### TASK GOAL
Output the data below in full, byte for byte. Nothing may differ.

### RECORDS SUPPLIED
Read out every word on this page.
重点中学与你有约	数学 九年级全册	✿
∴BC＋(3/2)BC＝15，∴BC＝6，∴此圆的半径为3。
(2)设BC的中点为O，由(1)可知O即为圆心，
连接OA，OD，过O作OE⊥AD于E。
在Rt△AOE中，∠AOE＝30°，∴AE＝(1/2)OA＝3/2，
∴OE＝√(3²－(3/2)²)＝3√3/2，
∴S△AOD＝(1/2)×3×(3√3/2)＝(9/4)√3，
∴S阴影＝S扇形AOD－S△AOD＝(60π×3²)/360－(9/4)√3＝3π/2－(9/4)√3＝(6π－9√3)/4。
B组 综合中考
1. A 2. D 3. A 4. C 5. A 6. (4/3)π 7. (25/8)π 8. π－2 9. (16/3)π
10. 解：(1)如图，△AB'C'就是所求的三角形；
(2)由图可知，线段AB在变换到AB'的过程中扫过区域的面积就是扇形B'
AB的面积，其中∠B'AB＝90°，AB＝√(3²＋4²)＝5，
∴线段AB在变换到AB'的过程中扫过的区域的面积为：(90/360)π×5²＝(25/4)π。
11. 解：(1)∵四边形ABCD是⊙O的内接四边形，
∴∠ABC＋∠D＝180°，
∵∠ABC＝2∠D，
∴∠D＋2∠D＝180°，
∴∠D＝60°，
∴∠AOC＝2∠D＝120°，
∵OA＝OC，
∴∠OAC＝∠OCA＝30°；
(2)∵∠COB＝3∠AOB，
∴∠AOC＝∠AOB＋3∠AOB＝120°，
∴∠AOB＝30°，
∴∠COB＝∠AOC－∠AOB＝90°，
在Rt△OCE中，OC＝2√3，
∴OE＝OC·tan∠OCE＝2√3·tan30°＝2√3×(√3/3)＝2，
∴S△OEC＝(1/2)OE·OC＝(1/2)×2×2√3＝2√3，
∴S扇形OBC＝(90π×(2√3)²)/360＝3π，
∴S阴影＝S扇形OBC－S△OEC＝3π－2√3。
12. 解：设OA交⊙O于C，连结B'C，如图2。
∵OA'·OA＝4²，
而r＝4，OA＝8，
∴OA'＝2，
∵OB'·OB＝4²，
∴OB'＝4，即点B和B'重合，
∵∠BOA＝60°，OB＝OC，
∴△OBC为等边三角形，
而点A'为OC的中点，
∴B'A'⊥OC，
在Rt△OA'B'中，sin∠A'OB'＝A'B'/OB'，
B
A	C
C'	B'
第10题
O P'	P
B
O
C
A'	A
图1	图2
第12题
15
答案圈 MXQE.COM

### WORKED ANSWER
Read out every word on this page.
重点中学与你有约	数学 九年级全册	✿
∴BC＋(3/2)BC＝15，∴BC＝6，∴此圆的半径为3。
(2)设BC的中点为O，由(1)可知O即为圆心，
连接OA，OD，过O作OE⊥AD于E。
在Rt△AOE中，∠AOE＝30°，∴AE＝(1/2)OA＝3/2，
∴OE＝√(3²－(3/2)²)＝3√3/2，
∴S△AOD＝(1/2)×3×(3√3/2)＝(9/4)√3，
∴S阴影＝S扇形AOD－S△AOD＝(60π×3²)/360－(9/4)√3＝3π/2－(9/4)√3＝(6π－9√3)/4。
B组 综合中考
1. A 2. D 3. A 4. C 5. A 6. (4/3)π 7. (25/8)π 8. π－2 9. (16/3)π
10. 解：(1)如图，△AB'C'就是所求的三角形；
(2)由图可知，线段AB在变换到AB'的过程中扫过区域的面积就是扇形B'
AB的面积，其中∠B'AB＝90°，AB＝√(3²＋4²)＝5，
∴线段AB在变换到AB'的过程中扫过的区域的面积为：(90/360)π×5²＝(25/4)π。
11. 解：(1)∵四边形ABCD是⊙O的内接四边形，
∴∠ABC＋∠D＝180°，
∵∠ABC＝2∠D，
∴∠D＋2∠D＝180°，
∴∠D＝60°，
∴∠AOC＝2∠D＝120°，
∵OA＝OC，
∴∠OAC＝∠OCA＝30°；
(2)∵∠COB＝3∠AOB，
∴∠AOC＝∠AOB＋3∠AOB＝120°，
∴∠AOB＝30°，
∴∠COB＝∠AOC－∠AOB＝90°，
在Rt△OCE中，OC＝2√3，
∴OE＝OC·tan∠OCE＝2√3·tan30°＝2√3×(√3/3)＝2，
∴S△OEC＝(1/2)OE·OC＝(1/2)×2×2√3＝2√3，
∴S扇形OBC＝(90π×(2√3)²)/360＝3π，
∴S阴影＝S扇形OBC－S△OEC＝3π－2√3。
12. 解：设OA交⊙O于C，连结B'C，如图2。
∵OA'·OA＝4²，
而r＝4，OA＝8，
∴OA'＝2，
∵OB'·OB＝4²，
∴OB'＝4，即点B和B'重合，
∵∠BOA＝60°，OB＝OC，
∴△OBC为等边三角形，
而点A'为OC的中点，
∴B'A'⊥OC，
在Rt△OA'B'中，sin∠A'OB'＝A'B'/OB'，
B
A	C
C'	B'
第10题
O P'	P
B
O
C
A'	A
图1	图2
第12题
15
答案圈 MXQE.COM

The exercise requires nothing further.